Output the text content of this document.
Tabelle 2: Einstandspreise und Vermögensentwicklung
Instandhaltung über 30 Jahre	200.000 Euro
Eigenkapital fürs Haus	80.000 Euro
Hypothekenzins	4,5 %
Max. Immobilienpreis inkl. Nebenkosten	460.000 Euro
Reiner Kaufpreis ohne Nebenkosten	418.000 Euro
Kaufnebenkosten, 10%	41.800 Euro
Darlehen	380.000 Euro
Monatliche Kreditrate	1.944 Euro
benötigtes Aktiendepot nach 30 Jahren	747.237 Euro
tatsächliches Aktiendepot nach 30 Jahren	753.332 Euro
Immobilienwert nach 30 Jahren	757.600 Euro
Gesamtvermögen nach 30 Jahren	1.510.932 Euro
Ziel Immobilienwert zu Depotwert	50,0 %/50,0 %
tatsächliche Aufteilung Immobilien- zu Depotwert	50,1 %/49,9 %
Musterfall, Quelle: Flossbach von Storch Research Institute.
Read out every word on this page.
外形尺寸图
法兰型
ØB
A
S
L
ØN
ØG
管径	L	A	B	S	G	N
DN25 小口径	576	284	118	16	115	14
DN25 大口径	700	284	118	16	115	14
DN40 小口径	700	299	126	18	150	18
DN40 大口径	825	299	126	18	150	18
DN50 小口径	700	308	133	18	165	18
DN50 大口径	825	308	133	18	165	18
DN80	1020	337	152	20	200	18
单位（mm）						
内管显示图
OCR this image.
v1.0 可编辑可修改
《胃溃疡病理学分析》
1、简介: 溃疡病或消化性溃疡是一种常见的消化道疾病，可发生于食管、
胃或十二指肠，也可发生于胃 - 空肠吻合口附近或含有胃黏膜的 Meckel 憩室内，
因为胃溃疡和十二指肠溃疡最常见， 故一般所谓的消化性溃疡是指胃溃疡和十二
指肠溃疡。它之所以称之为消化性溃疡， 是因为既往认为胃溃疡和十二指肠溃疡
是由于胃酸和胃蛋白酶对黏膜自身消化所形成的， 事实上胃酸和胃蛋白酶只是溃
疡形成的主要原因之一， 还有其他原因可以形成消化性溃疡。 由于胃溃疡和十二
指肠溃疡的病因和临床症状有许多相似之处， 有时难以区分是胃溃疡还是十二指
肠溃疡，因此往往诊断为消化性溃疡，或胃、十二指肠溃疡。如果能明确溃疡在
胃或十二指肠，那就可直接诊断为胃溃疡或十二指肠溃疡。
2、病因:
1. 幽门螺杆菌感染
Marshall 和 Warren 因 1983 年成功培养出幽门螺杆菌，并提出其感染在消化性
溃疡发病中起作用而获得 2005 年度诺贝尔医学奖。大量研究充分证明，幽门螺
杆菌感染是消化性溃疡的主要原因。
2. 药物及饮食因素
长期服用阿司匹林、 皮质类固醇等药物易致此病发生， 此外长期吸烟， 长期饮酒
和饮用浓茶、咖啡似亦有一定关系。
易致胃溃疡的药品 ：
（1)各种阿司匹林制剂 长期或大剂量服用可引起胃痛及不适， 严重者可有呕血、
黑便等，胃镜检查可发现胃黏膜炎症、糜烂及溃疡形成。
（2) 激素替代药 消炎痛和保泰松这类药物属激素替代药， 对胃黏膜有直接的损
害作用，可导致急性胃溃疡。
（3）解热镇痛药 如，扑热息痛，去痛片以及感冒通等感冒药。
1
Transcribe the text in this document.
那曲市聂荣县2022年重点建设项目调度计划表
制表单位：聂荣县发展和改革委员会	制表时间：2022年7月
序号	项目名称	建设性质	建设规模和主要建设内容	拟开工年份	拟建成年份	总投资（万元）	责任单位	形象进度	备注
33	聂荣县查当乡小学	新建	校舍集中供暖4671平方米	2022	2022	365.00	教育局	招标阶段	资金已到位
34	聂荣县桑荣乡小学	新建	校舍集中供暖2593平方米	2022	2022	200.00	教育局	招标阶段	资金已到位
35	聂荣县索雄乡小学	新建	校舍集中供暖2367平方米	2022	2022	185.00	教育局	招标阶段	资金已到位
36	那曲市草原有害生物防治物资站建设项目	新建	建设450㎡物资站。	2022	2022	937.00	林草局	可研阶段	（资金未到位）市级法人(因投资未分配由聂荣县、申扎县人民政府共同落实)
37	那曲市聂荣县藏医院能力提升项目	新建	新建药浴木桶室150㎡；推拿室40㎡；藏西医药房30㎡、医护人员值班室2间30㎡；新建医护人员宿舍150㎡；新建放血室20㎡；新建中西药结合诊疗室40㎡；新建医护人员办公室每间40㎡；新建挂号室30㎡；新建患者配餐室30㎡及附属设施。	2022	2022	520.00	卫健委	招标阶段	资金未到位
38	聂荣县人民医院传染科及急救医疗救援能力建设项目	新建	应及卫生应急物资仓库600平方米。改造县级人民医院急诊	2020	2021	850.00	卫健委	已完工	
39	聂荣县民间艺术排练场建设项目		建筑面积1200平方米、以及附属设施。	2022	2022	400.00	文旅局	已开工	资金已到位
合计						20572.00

══════════════════════════════

Show each line holding the word "document".

Output the text content of this document.
Transcribe the text in this document.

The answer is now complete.